↓↓↓

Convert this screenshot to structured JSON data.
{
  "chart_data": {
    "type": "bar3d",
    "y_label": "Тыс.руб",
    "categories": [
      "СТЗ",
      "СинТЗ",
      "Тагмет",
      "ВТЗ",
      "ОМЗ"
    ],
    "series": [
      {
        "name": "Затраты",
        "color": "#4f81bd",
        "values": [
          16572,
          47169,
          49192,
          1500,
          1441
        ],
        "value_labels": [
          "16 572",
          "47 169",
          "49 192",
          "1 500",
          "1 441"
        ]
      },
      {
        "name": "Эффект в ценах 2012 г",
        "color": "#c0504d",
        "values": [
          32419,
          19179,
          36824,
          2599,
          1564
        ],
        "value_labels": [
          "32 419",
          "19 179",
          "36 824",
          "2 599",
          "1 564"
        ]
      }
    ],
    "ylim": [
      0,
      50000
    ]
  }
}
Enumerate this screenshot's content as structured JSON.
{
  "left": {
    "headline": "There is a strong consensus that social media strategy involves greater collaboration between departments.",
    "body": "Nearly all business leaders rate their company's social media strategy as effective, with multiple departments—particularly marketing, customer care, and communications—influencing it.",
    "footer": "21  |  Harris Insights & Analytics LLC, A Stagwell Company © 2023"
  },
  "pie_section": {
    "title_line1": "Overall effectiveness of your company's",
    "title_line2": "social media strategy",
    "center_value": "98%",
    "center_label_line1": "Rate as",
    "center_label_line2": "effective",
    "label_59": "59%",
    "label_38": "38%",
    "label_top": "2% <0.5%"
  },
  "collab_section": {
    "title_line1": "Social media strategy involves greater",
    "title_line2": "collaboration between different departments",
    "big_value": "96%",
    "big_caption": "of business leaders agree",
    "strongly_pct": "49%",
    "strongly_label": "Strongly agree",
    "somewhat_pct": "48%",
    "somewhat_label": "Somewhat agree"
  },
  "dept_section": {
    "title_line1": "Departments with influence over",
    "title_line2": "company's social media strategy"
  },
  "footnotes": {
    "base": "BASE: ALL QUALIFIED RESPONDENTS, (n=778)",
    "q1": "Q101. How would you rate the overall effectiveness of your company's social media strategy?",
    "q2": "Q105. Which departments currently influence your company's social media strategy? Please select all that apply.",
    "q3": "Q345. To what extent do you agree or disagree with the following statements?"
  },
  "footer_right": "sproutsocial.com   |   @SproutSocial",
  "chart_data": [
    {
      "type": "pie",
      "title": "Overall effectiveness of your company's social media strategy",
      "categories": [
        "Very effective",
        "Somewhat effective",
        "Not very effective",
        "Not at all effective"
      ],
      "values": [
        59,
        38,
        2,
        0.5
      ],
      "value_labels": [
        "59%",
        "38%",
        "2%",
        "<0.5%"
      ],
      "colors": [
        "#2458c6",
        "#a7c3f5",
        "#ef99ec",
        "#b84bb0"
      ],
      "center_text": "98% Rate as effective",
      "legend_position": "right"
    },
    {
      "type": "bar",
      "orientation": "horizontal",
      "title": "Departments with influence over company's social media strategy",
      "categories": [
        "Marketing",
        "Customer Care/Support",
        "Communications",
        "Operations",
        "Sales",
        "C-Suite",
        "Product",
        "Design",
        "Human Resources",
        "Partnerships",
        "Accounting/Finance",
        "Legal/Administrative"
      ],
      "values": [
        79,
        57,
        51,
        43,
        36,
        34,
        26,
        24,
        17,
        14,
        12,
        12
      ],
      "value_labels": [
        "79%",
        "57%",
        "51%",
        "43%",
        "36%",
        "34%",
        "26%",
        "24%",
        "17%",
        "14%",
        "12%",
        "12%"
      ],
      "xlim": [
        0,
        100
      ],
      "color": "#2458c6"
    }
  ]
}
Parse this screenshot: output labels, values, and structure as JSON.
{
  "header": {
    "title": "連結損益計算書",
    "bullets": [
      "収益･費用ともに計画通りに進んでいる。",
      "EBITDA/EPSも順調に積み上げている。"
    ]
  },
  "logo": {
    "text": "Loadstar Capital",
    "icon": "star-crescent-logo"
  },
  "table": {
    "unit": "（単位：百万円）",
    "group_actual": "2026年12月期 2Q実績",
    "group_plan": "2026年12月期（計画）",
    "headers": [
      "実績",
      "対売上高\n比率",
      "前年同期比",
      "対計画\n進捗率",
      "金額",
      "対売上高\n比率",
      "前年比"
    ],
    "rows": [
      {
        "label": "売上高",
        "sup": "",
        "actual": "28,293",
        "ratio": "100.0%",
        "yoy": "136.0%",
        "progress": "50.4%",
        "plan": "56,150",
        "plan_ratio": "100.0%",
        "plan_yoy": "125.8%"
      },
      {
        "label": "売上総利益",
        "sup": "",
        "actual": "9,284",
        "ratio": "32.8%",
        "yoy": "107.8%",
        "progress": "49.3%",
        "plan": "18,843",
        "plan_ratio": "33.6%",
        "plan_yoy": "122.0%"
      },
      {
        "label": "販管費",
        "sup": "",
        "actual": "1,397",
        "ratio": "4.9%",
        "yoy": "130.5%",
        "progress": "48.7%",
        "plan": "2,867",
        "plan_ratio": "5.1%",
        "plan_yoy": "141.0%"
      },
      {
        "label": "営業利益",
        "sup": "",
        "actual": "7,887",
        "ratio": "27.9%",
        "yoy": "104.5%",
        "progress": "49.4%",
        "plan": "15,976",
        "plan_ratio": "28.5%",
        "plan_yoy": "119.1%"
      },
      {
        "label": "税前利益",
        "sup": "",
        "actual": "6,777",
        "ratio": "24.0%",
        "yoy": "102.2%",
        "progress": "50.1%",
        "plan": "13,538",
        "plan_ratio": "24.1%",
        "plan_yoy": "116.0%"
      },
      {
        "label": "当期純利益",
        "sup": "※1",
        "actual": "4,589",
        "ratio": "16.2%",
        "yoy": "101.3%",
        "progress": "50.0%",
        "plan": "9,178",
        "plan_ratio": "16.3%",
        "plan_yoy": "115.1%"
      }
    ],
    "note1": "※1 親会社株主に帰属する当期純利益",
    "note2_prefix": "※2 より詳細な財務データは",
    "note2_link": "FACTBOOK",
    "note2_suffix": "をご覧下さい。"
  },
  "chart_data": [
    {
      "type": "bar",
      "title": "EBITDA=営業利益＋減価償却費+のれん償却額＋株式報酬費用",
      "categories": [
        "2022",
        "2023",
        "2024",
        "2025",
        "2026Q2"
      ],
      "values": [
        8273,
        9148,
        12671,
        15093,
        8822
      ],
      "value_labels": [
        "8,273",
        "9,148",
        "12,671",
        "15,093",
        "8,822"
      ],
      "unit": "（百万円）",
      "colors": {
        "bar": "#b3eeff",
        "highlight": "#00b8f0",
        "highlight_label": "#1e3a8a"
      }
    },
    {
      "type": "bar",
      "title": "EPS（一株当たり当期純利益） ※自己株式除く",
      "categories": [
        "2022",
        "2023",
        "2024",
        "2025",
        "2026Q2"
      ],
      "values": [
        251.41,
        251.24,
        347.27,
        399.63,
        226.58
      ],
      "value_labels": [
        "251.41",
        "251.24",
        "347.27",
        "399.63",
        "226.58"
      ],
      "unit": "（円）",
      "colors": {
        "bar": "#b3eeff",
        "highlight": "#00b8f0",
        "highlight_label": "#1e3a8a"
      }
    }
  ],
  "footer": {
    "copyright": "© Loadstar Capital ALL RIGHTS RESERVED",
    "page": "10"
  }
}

↑↑↑

Copy all lines from the material that contain "agree".

    "big_caption": "of business leaders agree",
    "strongly_label": "Strongly agree",
    "somewhat_label": "Somewhat agree"
    "q3": "Q345. To what extent do you agree or disagree with the following statements?"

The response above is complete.